(Collected data)
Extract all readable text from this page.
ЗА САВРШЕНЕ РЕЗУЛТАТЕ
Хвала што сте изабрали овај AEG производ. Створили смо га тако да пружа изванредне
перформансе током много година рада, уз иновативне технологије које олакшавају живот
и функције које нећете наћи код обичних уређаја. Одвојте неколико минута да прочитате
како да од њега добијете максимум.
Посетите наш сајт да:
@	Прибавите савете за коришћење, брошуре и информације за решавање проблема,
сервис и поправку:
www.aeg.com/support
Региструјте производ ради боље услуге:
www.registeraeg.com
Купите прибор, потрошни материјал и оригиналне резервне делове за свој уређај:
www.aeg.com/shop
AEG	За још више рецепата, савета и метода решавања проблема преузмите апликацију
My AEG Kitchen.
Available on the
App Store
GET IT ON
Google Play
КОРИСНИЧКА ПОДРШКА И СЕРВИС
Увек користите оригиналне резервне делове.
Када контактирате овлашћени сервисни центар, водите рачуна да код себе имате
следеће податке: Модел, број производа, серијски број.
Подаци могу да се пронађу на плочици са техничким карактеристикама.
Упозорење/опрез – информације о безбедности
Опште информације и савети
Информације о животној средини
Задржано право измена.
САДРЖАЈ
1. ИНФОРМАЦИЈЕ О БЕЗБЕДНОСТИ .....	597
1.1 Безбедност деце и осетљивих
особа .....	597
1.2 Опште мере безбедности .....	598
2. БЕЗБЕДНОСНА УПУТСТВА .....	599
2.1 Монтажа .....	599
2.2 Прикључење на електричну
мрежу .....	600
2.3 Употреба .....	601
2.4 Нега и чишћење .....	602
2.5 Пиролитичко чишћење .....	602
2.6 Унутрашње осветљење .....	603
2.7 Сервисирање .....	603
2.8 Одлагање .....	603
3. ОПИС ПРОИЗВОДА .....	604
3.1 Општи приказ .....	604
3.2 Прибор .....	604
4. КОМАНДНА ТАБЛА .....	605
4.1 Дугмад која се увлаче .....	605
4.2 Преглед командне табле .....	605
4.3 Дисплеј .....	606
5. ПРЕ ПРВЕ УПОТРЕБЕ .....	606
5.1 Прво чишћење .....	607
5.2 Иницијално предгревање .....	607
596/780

Your goal: Write out all of the records above exactly as they appear.

Exercise response:
Extract all readable text from this page.
ЗА САВРШЕНЕ РЕЗУЛТАТЕ
Хвала што сте изабрали овај AEG производ. Створили смо га тако да пружа изванредне
перформансе током много година рада, уз иновативне технологије које олакшавају живот
и функције које нећете наћи код обичних уређаја. Одвојте неколико минута да прочитате
како да од њега добијете максимум.
Посетите наш сајт да:
@	Прибавите савете за коришћење, брошуре и информације за решавање проблема,
сервис и поправку:
www.aeg.com/support
Региструјте производ ради боље услуге:
www.registeraeg.com
Купите прибор, потрошни материјал и оригиналне резервне делове за свој уређај:
www.aeg.com/shop
AEG	За још више рецепата, савета и метода решавања проблема преузмите апликацију
My AEG Kitchen.
Available on the
App Store
GET IT ON
Google Play
КОРИСНИЧКА ПОДРШКА И СЕРВИС
Увек користите оригиналне резервне делове.
Када контактирате овлашћени сервисни центар, водите рачуна да код себе имате
следеће податке: Модел, број производа, серијски број.
Подаци могу да се пронађу на плочици са техничким карактеристикама.
Упозорење/опрез – информације о безбедности
Опште информације и савети
Информације о животној средини
Задржано право измена.
САДРЖАЈ
1. ИНФОРМАЦИЈЕ О БЕЗБЕДНОСТИ .....	597
1.1 Безбедност деце и осетљивих
особа .....	597
1.2 Опште мере безбедности .....	598
2. БЕЗБЕДНОСНА УПУТСТВА .....	599
2.1 Монтажа .....	599
2.2 Прикључење на електричну
мрежу .....	600
2.3 Употреба .....	601
2.4 Нега и чишћење .....	602
2.5 Пиролитичко чишћење .....	602
2.6 Унутрашње осветљење .....	603
2.7 Сервисирање .....	603
2.8 Одлагање .....	603
3. ОПИС ПРОИЗВОДА .....	604
3.1 Општи приказ .....	604
3.2 Прибор .....	604
4. КОМАНДНА ТАБЛА .....	605
4.1 Дугмад која се увлаче .....	605
4.2 Преглед командне табле .....	605
4.3 Дисплеј .....	606
5. ПРЕ ПРВЕ УПОТРЕБЕ .....	606
5.1 Прво чишћење .....	607
5.2 Иницијално предгревање .....	607
596/780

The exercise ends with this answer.